→ What needs to be done:
Below is a block of data; give all of it again word for word.

→ Data records:
************

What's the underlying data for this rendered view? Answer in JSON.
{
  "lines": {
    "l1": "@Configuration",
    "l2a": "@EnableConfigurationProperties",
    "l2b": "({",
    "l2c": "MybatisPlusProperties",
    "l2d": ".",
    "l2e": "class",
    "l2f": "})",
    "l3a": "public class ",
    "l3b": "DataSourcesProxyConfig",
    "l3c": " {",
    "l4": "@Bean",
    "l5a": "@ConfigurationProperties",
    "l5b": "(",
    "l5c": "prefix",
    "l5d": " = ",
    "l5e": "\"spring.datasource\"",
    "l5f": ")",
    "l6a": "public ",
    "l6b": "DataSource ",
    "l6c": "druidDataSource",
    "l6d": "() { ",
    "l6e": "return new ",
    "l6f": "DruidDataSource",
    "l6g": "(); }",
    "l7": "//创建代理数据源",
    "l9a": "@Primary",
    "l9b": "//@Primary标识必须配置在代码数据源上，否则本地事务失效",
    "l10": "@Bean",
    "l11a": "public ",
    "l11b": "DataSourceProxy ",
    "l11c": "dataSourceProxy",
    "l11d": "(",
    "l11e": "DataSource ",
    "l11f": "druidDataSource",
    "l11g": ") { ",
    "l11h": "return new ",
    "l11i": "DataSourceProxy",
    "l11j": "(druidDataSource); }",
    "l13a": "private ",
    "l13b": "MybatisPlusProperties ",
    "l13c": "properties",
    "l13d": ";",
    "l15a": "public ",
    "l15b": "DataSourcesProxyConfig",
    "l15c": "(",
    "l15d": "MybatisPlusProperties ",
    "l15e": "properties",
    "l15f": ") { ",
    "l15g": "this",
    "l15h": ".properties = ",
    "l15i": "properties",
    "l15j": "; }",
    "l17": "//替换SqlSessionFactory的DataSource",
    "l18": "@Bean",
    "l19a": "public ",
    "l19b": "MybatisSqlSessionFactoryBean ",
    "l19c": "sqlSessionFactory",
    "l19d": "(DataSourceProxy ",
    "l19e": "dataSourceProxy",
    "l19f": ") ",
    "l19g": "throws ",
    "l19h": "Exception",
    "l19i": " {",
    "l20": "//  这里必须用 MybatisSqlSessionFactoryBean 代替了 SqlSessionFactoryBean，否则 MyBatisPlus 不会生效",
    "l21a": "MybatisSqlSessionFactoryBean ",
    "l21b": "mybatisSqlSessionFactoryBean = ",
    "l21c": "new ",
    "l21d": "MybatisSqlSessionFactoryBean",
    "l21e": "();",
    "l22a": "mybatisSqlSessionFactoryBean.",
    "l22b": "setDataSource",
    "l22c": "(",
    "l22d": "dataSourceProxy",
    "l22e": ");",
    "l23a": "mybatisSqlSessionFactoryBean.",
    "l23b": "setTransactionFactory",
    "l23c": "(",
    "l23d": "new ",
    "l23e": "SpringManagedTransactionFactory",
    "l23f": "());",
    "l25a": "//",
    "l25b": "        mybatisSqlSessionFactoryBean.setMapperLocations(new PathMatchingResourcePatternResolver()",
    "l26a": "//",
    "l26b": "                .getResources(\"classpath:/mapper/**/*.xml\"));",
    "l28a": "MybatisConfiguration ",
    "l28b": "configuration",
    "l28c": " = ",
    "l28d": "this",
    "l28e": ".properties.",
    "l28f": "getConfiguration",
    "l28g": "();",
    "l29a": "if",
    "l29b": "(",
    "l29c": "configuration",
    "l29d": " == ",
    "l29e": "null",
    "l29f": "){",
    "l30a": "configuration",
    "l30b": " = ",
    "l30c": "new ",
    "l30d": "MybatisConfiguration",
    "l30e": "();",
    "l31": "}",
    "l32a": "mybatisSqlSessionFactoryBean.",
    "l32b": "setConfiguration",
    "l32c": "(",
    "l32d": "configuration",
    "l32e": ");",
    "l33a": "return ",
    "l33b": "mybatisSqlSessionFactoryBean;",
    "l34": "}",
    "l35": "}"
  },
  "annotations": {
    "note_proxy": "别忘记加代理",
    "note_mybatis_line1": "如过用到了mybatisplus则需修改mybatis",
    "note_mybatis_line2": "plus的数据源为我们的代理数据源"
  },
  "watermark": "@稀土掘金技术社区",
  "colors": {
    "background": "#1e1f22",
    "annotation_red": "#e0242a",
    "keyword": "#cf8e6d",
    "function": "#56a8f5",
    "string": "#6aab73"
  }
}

************

→ Exercise answer:
What's the underlying data for this rendered view? Answer in JSON.
{
  "lines": {
    "l1": "@Configuration",
    "l2a": "@EnableConfigurationProperties",
    "l2b": "({",
    "l2c": "MybatisPlusProperties",
    "l2d": ".",
    "l2e": "class",
    "l2f": "})",
    "l3a": "public class ",
    "l3b": "DataSourcesProxyConfig",
    "l3c": " {",
    "l4": "@Bean",
    "l5a": "@ConfigurationProperties",
    "l5b": "(",
    "l5c": "prefix",
    "l5d": " = ",
    "l5e": "\"spring.datasource\"",
    "l5f": ")",
    "l6a": "public ",
    "l6b": "DataSource ",
    "l6c": "druidDataSource",
    "l6d": "() { ",
    "l6e": "return new ",
    "l6f": "DruidDataSource",
    "l6g": "(); }",
    "l7": "//创建代理数据源",
    "l9a": "@Primary",
    "l9b": "//@Primary标识必须配置在代码数据源上，否则本地事务失效",
    "l10": "@Bean",
    "l11a": "public ",
    "l11b": "DataSourceProxy ",
    "l11c": "dataSourceProxy",
    "l11d": "(",
    "l11e": "DataSource ",
    "l11f": "druidDataSource",
    "l11g": ") { ",
    "l11h": "return new ",
    "l11i": "DataSourceProxy",
    "l11j": "(druidDataSource); }",
    "l13a": "private ",
    "l13b": "MybatisPlusProperties ",
    "l13c": "properties",
    "l13d": ";",
    "l15a": "public ",
    "l15b": "DataSourcesProxyConfig",
    "l15c": "(",
    "l15d": "MybatisPlusProperties ",
    "l15e": "properties",
    "l15f": ") { ",
    "l15g": "this",
    "l15h": ".properties = ",
    "l15i": "properties",
    "l15j": "; }",
    "l17": "//替换SqlSessionFactory的DataSource",
    "l18": "@Bean",
    "l19a": "public ",
    "l19b": "MybatisSqlSessionFactoryBean ",
    "l19c": "sqlSessionFactory",
    "l19d": "(DataSourceProxy ",
    "l19e": "dataSourceProxy",
    "l19f": ") ",
    "l19g": "throws ",
    "l19h": "Exception",
    "l19i": " {",
    "l20": "//  这里必须用 MybatisSqlSessionFactoryBean 代替了 SqlSessionFactoryBean，否则 MyBatisPlus 不会生效",
    "l21a": "MybatisSqlSessionFactoryBean ",
    "l21b": "mybatisSqlSessionFactoryBean = ",
    "l21c": "new ",
    "l21d": "MybatisSqlSessionFactoryBean",
    "l21e": "();",
    "l22a": "mybatisSqlSessionFactoryBean.",
    "l22b": "setDataSource",
    "l22c": "(",
    "l22d": "dataSourceProxy",
    "l22e": ");",
    "l23a": "mybatisSqlSessionFactoryBean.",
    "l23b": "setTransactionFactory",
    "l23c": "(",
    "l23d": "new ",
    "l23e": "SpringManagedTransactionFactory",
    "l23f": "());",
    "l25a": "//",
    "l25b": "        mybatisSqlSessionFactoryBean.setMapperLocations(new PathMatchingResourcePatternResolver()",
    "l26a": "//",
    "l26b": "                .getResources(\"classpath:/mapper/**/*.xml\"));",
    "l28a": "MybatisConfiguration ",
    "l28b": "configuration",
    "l28c": " = ",
    "l28d": "this",
    "l28e": ".properties.",
    "l28f": "getConfiguration",
    "l28g": "();",
    "l29a": "if",
    "l29b": "(",
    "l29c": "configuration",
    "l29d": " == ",
    "l29e": "null",
    "l29f": "){",
    "l30a": "configuration",
    "l30b": " = ",
    "l30c": "new ",
    "l30d": "MybatisConfiguration",
    "l30e": "();",
    "l31": "}",
    "l32a": "mybatisSqlSessionFactoryBean.",
    "l32b": "setConfiguration",
    "l32c": "(",
    "l32d": "configuration",
    "l32e": ");",
    "l33a": "return ",
    "l33b": "mybatisSqlSessionFactoryBean;",
    "l34": "}",
    "l35": "}"
  },
  "annotations": {
    "note_proxy": "别忘记加代理",
    "note_mybatis_line1": "如过用到了mybatisplus则需修改mybatis",
    "note_mybatis_line2": "plus的数据源为我们的代理数据源"
  },
  "watermark": "@稀土掘金技术社区",
  "colors": {
    "background": "#1e1f22",
    "annotation_red": "#e0242a",
    "keyword": "#cf8e6d",
    "function": "#56a8f5",
    "string": "#6aab73"
  }
}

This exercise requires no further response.